# [Written problem]
State only how many lines contain the string "selected".

# [Rows]
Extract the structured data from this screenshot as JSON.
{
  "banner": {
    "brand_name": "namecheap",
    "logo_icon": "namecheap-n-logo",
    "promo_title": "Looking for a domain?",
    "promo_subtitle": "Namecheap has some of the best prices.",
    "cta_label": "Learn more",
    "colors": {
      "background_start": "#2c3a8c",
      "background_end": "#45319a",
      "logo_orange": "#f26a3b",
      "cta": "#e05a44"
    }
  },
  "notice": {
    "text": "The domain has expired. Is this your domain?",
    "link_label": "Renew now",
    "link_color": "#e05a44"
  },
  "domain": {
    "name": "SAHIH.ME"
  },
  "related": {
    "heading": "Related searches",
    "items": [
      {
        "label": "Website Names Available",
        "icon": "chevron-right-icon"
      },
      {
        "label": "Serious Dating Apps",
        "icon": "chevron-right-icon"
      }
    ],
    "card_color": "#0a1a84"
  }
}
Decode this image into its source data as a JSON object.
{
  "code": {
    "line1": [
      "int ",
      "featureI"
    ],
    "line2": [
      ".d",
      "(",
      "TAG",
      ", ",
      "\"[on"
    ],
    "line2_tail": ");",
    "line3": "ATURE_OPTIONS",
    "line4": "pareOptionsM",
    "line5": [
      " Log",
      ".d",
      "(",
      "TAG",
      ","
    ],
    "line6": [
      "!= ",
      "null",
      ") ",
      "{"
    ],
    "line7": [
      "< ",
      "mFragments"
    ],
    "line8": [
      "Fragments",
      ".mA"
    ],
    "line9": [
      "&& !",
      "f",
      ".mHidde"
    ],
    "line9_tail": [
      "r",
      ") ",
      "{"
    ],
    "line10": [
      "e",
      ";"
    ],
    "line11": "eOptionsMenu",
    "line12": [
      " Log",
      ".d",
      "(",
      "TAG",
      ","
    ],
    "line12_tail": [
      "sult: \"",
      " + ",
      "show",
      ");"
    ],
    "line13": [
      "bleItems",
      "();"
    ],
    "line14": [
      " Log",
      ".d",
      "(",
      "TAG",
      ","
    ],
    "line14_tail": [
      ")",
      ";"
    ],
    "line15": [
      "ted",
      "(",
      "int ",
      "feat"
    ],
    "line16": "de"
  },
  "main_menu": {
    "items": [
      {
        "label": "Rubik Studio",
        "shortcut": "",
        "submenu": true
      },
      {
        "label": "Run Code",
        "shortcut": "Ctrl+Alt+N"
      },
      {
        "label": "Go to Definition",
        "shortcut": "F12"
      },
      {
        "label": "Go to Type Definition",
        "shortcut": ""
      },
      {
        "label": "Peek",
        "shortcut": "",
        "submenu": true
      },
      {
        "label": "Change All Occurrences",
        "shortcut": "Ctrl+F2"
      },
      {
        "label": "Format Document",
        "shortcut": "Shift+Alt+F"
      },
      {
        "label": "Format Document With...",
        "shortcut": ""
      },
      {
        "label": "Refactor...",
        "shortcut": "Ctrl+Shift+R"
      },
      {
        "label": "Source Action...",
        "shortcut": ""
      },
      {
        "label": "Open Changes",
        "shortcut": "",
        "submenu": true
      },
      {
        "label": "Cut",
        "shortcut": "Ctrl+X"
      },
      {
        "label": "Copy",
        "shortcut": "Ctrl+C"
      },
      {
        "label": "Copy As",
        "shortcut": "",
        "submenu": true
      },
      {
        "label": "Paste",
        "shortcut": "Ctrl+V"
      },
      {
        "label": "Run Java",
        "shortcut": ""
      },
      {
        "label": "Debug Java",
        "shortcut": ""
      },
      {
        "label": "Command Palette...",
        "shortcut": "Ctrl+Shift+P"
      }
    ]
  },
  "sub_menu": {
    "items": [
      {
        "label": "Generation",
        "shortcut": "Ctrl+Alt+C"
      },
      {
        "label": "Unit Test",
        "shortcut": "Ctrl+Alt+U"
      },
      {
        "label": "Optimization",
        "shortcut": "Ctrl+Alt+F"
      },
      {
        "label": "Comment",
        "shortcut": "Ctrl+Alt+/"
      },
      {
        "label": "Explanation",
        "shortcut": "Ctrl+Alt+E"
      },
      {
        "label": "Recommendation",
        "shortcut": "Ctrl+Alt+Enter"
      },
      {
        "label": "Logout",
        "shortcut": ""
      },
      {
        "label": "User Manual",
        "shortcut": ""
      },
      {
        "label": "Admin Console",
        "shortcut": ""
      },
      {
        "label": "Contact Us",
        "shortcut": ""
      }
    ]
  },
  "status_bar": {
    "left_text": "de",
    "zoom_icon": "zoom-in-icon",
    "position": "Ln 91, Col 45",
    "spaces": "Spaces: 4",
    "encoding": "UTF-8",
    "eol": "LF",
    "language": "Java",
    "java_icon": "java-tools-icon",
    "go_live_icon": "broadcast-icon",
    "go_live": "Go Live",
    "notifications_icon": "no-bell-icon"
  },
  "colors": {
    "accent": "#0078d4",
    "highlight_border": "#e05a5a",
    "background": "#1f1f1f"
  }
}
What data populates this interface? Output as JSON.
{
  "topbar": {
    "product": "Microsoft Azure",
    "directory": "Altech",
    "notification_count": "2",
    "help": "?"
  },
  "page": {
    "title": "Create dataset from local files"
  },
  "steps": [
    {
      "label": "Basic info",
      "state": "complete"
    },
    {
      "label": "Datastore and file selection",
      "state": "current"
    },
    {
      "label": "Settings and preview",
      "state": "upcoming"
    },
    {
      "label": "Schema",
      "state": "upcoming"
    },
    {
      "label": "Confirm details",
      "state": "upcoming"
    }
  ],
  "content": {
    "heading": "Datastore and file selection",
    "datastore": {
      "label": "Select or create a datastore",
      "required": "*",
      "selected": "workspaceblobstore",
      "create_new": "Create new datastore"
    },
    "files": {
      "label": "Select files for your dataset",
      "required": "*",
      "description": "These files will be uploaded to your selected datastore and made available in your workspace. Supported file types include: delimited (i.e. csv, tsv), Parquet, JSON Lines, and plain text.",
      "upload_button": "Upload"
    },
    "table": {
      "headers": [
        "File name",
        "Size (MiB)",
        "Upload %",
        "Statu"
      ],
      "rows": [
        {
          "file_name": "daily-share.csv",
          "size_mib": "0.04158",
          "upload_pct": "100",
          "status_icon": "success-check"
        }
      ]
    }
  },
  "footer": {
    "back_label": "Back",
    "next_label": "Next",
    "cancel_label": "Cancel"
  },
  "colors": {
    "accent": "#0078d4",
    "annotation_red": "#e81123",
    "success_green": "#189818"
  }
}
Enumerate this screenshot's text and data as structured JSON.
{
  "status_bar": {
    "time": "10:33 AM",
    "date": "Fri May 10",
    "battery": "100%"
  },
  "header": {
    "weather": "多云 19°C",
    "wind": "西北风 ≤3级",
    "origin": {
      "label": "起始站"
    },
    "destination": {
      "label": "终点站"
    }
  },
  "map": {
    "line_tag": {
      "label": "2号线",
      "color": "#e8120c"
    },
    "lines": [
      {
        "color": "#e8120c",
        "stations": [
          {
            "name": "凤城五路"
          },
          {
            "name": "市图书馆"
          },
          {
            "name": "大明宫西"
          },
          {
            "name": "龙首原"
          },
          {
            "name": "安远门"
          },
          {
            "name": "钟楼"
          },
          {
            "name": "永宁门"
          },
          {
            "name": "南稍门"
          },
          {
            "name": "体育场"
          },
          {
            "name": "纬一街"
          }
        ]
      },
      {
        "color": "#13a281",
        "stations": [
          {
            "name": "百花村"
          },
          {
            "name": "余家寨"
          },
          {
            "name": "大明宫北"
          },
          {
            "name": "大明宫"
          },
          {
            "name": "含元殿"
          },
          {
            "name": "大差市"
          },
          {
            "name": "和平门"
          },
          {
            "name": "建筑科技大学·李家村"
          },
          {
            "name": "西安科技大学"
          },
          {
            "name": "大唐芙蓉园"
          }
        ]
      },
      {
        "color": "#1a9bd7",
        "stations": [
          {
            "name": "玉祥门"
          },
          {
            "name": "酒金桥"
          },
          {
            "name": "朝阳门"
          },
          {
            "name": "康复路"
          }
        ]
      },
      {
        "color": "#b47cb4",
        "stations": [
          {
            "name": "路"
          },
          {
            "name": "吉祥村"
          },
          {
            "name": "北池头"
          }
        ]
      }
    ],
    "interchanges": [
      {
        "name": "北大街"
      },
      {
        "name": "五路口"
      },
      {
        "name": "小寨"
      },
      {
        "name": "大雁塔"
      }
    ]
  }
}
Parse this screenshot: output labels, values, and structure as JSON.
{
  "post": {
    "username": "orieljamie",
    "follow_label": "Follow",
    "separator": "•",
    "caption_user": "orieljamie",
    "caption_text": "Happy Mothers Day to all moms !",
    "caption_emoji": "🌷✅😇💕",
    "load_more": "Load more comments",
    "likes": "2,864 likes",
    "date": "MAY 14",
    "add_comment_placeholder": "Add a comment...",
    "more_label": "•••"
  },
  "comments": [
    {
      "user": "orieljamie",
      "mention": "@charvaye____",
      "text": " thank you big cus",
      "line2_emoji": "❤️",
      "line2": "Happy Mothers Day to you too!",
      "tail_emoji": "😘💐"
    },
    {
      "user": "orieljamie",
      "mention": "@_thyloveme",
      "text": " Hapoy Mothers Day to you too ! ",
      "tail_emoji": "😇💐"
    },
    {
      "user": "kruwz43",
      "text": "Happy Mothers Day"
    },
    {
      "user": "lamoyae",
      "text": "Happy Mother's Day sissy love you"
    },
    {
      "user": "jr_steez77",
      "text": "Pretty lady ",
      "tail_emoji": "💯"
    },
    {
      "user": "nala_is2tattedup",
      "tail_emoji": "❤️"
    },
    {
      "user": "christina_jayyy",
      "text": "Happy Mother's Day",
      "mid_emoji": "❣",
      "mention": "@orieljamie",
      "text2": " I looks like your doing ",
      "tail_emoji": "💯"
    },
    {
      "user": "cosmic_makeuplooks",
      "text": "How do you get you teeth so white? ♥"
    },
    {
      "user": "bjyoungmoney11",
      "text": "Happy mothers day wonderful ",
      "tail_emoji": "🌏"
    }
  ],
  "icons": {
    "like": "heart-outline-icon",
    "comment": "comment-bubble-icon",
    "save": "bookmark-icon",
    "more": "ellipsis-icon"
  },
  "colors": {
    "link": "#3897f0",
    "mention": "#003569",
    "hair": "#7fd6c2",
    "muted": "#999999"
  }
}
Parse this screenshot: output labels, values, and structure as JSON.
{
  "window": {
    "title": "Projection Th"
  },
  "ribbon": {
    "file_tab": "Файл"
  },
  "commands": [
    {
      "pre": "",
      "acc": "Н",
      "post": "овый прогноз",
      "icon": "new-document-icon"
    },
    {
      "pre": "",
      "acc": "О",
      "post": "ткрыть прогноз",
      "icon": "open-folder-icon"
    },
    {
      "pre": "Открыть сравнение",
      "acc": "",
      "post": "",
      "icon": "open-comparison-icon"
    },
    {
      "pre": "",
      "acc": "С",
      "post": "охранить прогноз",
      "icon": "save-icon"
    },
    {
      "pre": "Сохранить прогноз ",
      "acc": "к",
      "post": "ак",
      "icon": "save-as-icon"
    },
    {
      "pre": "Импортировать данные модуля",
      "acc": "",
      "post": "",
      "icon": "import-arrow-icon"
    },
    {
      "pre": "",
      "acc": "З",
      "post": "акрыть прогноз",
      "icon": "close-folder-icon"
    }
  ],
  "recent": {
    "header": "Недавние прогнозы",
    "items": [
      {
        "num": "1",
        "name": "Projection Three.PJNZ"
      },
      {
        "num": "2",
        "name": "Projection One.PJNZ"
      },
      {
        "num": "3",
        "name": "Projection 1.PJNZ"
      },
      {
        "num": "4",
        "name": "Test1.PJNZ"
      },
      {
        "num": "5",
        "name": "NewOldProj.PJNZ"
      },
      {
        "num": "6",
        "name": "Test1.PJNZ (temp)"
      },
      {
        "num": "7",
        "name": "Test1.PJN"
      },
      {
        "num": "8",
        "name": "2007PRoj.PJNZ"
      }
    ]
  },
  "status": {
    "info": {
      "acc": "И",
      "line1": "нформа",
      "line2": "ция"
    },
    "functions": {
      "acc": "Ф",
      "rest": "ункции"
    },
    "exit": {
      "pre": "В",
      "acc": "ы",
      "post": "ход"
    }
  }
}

# [Written reply]
2